Your answer is a single number: the count of lines that contain the string "JSON".

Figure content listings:

[START]

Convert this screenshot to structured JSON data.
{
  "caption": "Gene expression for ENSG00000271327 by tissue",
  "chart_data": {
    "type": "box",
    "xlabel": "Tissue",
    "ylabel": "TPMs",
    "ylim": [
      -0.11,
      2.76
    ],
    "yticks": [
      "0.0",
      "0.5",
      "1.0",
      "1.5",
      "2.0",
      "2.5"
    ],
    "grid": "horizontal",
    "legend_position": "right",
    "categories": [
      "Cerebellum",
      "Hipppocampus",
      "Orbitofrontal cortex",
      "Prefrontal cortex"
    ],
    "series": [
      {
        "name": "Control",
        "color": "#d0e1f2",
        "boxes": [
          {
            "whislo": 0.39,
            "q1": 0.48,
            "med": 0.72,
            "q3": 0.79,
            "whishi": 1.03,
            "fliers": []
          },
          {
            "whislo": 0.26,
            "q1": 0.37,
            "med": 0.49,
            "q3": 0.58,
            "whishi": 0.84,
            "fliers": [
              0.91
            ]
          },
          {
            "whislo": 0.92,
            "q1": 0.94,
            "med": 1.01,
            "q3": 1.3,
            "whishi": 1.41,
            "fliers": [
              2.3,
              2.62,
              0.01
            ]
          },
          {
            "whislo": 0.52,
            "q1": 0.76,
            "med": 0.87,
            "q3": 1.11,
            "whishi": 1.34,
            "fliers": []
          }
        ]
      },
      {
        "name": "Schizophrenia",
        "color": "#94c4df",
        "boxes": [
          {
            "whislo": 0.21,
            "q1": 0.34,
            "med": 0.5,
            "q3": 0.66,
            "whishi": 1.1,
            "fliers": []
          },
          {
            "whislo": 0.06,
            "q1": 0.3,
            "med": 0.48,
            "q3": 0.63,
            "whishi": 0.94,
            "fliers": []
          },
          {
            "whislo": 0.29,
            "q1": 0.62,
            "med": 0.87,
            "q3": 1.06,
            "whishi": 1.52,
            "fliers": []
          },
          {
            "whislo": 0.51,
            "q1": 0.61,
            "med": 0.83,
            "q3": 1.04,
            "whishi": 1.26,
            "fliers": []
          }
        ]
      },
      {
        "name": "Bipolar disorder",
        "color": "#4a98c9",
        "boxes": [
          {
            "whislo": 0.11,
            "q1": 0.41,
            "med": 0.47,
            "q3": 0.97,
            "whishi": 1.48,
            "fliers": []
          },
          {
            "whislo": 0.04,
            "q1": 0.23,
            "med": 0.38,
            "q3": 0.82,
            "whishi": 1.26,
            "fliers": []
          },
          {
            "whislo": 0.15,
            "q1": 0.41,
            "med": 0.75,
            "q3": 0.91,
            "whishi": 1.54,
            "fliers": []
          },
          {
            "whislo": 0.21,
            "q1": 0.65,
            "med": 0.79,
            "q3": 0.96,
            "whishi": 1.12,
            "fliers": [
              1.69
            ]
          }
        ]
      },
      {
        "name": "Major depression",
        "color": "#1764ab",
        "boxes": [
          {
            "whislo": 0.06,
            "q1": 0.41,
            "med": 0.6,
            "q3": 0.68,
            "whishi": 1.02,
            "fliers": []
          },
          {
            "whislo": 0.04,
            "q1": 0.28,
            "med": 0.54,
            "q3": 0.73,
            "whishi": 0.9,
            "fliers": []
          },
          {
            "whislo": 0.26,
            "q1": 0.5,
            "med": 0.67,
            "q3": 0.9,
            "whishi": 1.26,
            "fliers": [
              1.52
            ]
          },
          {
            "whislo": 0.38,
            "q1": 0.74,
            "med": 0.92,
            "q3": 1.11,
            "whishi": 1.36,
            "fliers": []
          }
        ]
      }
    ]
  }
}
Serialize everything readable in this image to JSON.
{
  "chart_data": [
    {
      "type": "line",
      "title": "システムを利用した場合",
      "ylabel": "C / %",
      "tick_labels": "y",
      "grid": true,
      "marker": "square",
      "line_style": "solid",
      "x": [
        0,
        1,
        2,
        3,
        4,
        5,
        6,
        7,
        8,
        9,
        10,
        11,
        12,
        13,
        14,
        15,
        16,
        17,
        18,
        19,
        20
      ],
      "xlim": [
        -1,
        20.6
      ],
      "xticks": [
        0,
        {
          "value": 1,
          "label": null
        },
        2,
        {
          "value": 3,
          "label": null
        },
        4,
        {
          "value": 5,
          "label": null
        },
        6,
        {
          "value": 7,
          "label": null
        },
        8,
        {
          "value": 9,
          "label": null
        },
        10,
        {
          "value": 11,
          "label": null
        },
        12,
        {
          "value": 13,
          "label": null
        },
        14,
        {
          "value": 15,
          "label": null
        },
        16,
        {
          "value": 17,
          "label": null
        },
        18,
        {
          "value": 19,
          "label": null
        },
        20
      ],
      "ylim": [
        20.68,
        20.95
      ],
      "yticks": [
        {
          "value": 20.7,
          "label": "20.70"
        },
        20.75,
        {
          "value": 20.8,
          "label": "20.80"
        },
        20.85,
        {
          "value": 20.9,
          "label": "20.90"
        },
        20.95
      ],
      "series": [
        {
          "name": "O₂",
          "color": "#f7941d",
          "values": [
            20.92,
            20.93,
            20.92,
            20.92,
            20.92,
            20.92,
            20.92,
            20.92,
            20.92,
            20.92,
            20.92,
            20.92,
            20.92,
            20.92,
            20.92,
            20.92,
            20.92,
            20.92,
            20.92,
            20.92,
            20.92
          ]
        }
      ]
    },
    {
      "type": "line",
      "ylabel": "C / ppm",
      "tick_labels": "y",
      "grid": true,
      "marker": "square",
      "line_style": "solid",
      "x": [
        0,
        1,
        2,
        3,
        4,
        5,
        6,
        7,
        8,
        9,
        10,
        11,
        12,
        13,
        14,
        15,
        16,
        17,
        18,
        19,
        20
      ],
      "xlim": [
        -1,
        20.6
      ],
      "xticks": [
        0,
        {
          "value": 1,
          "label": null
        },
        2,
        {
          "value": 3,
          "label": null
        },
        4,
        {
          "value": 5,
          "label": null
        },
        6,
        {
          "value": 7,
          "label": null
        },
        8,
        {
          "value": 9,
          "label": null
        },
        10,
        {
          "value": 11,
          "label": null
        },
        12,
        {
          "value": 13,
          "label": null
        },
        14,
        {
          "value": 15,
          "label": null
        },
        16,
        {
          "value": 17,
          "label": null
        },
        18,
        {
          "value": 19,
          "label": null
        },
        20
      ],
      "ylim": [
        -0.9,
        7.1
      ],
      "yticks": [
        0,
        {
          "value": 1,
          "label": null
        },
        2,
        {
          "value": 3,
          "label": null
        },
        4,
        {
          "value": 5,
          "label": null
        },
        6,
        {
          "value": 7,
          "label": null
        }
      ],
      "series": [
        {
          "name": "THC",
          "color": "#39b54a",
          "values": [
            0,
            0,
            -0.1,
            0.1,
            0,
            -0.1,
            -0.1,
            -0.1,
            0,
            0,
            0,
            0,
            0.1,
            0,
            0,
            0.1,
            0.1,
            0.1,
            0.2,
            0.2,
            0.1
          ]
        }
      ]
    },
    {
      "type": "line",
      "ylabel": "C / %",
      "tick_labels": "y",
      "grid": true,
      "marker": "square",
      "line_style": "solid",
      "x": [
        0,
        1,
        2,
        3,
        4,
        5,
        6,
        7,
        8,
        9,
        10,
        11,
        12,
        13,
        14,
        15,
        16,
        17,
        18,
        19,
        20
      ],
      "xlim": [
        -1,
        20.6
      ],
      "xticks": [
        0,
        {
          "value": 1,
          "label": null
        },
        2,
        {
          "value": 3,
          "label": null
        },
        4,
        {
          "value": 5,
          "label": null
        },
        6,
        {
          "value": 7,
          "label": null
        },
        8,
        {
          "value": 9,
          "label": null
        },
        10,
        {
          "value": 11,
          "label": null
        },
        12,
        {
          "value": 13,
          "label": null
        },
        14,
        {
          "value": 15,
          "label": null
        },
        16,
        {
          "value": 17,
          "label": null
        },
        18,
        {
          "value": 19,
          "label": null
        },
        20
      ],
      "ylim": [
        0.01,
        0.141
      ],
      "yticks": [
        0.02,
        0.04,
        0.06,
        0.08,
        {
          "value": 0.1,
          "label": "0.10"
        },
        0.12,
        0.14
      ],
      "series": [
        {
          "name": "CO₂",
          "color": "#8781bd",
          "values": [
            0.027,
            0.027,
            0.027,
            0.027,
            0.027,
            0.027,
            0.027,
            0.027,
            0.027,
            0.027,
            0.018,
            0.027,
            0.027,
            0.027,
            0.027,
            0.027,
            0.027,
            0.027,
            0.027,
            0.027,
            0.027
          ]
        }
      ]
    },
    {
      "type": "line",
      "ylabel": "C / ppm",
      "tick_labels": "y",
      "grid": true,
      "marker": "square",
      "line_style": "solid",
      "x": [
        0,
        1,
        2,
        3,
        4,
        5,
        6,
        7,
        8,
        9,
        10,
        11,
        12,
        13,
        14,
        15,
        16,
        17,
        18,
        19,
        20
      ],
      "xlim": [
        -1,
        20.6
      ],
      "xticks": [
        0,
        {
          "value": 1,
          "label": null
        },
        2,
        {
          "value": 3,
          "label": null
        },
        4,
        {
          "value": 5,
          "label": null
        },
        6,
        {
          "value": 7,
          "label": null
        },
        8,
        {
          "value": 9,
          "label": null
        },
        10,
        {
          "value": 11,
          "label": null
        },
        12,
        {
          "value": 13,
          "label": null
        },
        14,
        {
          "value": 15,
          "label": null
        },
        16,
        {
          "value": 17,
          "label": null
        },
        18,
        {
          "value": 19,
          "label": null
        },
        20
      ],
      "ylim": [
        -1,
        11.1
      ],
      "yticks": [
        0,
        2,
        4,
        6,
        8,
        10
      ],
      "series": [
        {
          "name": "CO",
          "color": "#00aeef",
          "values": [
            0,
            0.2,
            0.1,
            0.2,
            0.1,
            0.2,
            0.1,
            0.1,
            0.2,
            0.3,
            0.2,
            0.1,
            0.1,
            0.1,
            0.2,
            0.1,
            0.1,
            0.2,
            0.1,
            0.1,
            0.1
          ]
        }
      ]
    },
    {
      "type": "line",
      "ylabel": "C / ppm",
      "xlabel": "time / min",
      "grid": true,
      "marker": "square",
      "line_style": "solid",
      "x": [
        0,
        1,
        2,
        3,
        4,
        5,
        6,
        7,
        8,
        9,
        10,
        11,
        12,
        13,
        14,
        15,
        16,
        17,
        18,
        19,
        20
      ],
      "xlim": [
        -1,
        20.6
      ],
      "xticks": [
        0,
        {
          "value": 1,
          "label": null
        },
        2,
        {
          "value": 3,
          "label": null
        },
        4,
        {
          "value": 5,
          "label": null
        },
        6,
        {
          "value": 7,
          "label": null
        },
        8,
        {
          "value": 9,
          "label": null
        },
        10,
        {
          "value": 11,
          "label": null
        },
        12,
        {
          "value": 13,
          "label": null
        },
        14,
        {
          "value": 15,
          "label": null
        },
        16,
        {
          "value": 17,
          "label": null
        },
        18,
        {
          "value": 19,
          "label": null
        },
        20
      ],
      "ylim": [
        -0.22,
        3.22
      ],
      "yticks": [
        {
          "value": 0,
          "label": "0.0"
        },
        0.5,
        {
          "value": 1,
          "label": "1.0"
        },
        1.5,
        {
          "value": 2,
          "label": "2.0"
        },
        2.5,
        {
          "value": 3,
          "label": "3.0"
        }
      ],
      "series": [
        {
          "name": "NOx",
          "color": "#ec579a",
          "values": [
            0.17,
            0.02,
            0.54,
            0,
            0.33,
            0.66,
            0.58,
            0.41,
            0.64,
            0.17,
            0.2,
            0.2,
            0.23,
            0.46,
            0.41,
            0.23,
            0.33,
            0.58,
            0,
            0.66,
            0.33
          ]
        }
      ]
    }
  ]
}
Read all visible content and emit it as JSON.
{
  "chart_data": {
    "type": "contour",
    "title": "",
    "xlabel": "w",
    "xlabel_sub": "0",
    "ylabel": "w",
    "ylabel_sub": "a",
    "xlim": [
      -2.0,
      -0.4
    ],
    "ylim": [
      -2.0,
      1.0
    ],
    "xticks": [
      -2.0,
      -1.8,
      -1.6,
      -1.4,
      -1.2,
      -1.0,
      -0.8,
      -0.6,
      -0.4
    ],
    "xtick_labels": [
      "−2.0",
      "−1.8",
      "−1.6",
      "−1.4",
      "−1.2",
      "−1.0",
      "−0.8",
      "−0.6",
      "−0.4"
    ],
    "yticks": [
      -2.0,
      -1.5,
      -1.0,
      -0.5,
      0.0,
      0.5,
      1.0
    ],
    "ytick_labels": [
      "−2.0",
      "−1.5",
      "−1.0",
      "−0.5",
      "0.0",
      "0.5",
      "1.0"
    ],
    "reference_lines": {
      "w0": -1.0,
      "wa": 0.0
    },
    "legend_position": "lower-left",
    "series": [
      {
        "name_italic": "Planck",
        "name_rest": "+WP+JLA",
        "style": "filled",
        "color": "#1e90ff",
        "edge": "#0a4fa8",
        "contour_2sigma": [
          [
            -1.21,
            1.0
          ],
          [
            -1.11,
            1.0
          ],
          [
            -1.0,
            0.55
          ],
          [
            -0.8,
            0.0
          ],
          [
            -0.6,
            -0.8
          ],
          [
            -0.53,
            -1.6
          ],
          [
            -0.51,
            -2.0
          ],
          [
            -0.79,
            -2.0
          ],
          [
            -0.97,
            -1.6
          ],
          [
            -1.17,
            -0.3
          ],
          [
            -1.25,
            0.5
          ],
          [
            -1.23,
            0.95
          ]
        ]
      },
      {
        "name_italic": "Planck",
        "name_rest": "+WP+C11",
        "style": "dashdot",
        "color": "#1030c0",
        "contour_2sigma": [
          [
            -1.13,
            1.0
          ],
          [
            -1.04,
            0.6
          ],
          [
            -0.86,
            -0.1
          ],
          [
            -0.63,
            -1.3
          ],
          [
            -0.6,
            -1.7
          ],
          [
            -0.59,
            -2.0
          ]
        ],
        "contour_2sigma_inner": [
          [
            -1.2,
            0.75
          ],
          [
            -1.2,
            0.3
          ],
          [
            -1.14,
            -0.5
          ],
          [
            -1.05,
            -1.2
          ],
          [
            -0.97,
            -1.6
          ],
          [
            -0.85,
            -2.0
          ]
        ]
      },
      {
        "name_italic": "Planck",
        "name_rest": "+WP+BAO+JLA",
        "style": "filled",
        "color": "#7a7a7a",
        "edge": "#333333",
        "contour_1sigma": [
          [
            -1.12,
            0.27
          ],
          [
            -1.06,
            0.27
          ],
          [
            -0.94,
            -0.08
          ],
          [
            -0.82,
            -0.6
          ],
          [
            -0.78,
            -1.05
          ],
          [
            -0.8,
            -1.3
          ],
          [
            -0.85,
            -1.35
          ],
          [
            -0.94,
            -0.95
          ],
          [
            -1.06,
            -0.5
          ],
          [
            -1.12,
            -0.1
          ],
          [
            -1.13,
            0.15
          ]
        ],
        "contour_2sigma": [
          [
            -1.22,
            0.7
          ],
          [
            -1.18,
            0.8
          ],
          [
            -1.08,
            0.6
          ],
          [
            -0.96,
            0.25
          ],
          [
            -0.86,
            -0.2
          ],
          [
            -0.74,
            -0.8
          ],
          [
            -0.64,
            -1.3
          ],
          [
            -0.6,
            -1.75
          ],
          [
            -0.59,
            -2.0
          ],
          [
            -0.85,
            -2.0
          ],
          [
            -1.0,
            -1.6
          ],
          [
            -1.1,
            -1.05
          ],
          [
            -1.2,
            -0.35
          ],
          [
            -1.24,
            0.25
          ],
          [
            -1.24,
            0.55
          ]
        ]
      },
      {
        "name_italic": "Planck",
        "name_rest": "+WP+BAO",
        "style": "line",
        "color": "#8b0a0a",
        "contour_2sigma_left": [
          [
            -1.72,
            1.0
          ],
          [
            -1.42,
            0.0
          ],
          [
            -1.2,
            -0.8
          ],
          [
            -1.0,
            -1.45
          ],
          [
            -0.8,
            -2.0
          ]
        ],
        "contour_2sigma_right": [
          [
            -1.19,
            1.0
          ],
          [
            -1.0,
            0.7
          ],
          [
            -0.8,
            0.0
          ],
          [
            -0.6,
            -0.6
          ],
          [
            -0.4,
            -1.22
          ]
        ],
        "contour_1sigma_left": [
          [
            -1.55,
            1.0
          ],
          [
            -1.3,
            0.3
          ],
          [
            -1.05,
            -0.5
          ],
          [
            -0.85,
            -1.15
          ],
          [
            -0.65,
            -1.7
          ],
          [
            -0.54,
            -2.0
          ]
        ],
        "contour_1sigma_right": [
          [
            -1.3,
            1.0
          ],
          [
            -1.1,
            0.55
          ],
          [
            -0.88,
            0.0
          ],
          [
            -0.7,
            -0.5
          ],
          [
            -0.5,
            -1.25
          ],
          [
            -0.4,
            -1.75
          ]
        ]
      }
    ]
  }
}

[END]

Problem solution |
3